| Given exercise |
Give back the whole listing exactly as shown.

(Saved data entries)
* start *

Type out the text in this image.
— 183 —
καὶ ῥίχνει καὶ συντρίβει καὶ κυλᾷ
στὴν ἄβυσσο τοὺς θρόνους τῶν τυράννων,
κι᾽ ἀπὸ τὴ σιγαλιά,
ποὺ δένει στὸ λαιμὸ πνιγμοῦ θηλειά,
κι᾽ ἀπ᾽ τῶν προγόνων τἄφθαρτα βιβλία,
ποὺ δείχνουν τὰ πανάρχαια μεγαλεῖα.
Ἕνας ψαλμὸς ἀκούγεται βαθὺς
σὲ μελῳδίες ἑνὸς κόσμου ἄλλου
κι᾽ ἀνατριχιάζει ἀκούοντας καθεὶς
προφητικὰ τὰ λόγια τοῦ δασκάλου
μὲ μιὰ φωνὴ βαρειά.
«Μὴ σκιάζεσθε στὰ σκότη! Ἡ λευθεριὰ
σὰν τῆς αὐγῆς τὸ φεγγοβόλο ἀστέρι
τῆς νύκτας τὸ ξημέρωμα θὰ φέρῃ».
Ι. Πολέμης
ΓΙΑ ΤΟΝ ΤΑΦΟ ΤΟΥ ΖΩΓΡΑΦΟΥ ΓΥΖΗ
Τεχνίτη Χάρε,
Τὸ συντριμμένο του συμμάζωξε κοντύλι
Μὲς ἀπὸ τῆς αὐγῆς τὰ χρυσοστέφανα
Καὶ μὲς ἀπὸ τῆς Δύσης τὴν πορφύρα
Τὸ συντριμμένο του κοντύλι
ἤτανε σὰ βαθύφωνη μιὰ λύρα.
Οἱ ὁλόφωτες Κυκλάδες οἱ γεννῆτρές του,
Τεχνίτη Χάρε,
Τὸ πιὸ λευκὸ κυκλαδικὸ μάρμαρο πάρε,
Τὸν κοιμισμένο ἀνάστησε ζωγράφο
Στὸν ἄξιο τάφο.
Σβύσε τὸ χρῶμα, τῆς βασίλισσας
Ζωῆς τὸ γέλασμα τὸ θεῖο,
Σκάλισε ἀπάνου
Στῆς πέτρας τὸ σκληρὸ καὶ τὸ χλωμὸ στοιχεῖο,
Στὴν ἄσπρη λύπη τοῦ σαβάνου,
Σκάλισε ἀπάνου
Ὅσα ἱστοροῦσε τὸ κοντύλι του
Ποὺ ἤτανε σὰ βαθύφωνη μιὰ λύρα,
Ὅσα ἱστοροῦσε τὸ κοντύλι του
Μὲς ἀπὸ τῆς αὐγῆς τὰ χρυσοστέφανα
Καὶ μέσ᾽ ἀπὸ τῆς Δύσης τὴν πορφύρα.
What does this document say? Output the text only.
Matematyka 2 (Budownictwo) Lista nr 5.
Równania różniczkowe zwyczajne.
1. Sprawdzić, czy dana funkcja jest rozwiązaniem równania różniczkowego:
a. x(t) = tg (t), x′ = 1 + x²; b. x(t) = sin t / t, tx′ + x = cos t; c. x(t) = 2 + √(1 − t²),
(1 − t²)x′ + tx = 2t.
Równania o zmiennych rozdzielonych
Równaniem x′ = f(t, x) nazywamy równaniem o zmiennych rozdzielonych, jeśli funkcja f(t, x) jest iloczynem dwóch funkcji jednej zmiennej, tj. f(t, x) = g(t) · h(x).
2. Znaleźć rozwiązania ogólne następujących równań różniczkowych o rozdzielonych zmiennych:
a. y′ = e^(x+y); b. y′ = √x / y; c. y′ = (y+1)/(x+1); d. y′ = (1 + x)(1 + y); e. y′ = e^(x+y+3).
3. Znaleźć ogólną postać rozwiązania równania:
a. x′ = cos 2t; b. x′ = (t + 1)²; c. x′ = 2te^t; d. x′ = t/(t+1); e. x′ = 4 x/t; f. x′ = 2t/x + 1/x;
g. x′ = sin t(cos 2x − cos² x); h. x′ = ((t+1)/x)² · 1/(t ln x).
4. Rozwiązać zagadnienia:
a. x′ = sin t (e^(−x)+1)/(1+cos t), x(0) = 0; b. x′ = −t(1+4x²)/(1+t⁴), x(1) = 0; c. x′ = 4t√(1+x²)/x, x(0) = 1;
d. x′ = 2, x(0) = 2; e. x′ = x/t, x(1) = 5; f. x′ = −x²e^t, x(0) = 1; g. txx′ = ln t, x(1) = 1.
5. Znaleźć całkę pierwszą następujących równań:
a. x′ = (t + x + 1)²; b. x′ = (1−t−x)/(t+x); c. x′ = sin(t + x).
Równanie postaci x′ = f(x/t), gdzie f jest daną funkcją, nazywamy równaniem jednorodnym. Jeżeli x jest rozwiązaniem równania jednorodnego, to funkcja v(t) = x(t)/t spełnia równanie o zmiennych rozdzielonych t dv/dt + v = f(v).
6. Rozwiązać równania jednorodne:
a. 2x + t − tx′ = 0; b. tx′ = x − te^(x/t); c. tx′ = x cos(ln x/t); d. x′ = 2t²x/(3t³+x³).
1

* end *

| The solution |
Type out the text in this image.
— 183 —
καὶ ῥίχνει καὶ συντρίβει καὶ κυλᾷ
στὴν ἄβυσσο τοὺς θρόνους τῶν τυράννων,
κι᾽ ἀπὸ τὴ σιγαλιά,
ποὺ δένει στὸ λαιμὸ πνιγμοῦ θηλειά,
κι᾽ ἀπ᾽ τῶν προγόνων τἄφθαρτα βιβλία,
ποὺ δείχνουν τὰ πανάρχαια μεγαλεῖα.
Ἕνας ψαλμὸς ἀκούγεται βαθὺς
σὲ μελῳδίες ἑνὸς κόσμου ἄλλου
κι᾽ ἀνατριχιάζει ἀκούοντας καθεὶς
προφητικὰ τὰ λόγια τοῦ δασκάλου
μὲ μιὰ φωνὴ βαρειά.
«Μὴ σκιάζεσθε στὰ σκότη! Ἡ λευθεριὰ
σὰν τῆς αὐγῆς τὸ φεγγοβόλο ἀστέρι
τῆς νύκτας τὸ ξημέρωμα θὰ φέρῃ».
Ι. Πολέμης
ΓΙΑ ΤΟΝ ΤΑΦΟ ΤΟΥ ΖΩΓΡΑΦΟΥ ΓΥΖΗ
Τεχνίτη Χάρε,
Τὸ συντριμμένο του συμμάζωξε κοντύλι
Μὲς ἀπὸ τῆς αὐγῆς τὰ χρυσοστέφανα
Καὶ μὲς ἀπὸ τῆς Δύσης τὴν πορφύρα
Τὸ συντριμμένο του κοντύλι
ἤτανε σὰ βαθύφωνη μιὰ λύρα.
Οἱ ὁλόφωτες Κυκλάδες οἱ γεννῆτρές του,
Τεχνίτη Χάρε,
Τὸ πιὸ λευκὸ κυκλαδικὸ μάρμαρο πάρε,
Τὸν κοιμισμένο ἀνάστησε ζωγράφο
Στὸν ἄξιο τάφο.
Σβύσε τὸ χρῶμα, τῆς βασίλισσας
Ζωῆς τὸ γέλασμα τὸ θεῖο,
Σκάλισε ἀπάνου
Στῆς πέτρας τὸ σκληρὸ καὶ τὸ χλωμὸ στοιχεῖο,
Στὴν ἄσπρη λύπη τοῦ σαβάνου,
Σκάλισε ἀπάνου
Ὅσα ἱστοροῦσε τὸ κοντύλι του
Ποὺ ἤτανε σὰ βαθύφωνη μιὰ λύρα,
Ὅσα ἱστοροῦσε τὸ κοντύλι του
Μὲς ἀπὸ τῆς αὐγῆς τὰ χρυσοστέφανα
Καὶ μέσ᾽ ἀπὸ τῆς Δύσης τὴν πορφύρα.
What does this document say? Output the text only.
Matematyka 2 (Budownictwo) Lista nr 5.
Równania różniczkowe zwyczajne.
1. Sprawdzić, czy dana funkcja jest rozwiązaniem równania różniczkowego:
a. x(t) = tg (t), x′ = 1 + x²; b. x(t) = sin t / t, tx′ + x = cos t; c. x(t) = 2 + √(1 − t²),
(1 − t²)x′ + tx = 2t.
Równania o zmiennych rozdzielonych
Równaniem x′ = f(t, x) nazywamy równaniem o zmiennych rozdzielonych, jeśli funkcja f(t, x) jest iloczynem dwóch funkcji jednej zmiennej, tj. f(t, x) = g(t) · h(x).
2. Znaleźć rozwiązania ogólne następujących równań różniczkowych o rozdzielonych zmiennych:
a. y′ = e^(x+y); b. y′ = √x / y; c. y′ = (y+1)/(x+1); d. y′ = (1 + x)(1 + y); e. y′ = e^(x+y+3).
3. Znaleźć ogólną postać rozwiązania równania:
a. x′ = cos 2t; b. x′ = (t + 1)²; c. x′ = 2te^t; d. x′ = t/(t+1); e. x′ = 4 x/t; f. x′ = 2t/x + 1/x;
g. x′ = sin t(cos 2x − cos² x); h. x′ = ((t+1)/x)² · 1/(t ln x).
4. Rozwiązać zagadnienia:
a. x′ = sin t (e^(−x)+1)/(1+cos t), x(0) = 0; b. x′ = −t(1+4x²)/(1+t⁴), x(1) = 0; c. x′ = 4t√(1+x²)/x, x(0) = 1;
d. x′ = 2, x(0) = 2; e. x′ = x/t, x(1) = 5; f. x′ = −x²e^t, x(0) = 1; g. txx′ = ln t, x(1) = 1.
5. Znaleźć całkę pierwszą następujących równań:
a. x′ = (t + x + 1)²; b. x′ = (1−t−x)/(t+x); c. x′ = sin(t + x).
Równanie postaci x′ = f(x/t), gdzie f jest daną funkcją, nazywamy równaniem jednorodnym. Jeżeli x jest rozwiązaniem równania jednorodnego, to funkcja v(t) = x(t)/t spełnia równanie o zmiennych rozdzielonych t dv/dt + v = f(v).
6. Rozwiązać równania jednorodne:
a. 2x + t − tx′ = 0; b. tx′ = x − te^(x/t); c. tx′ = x cos(ln x/t); d. x′ = 2t²x/(3t³+x³).
1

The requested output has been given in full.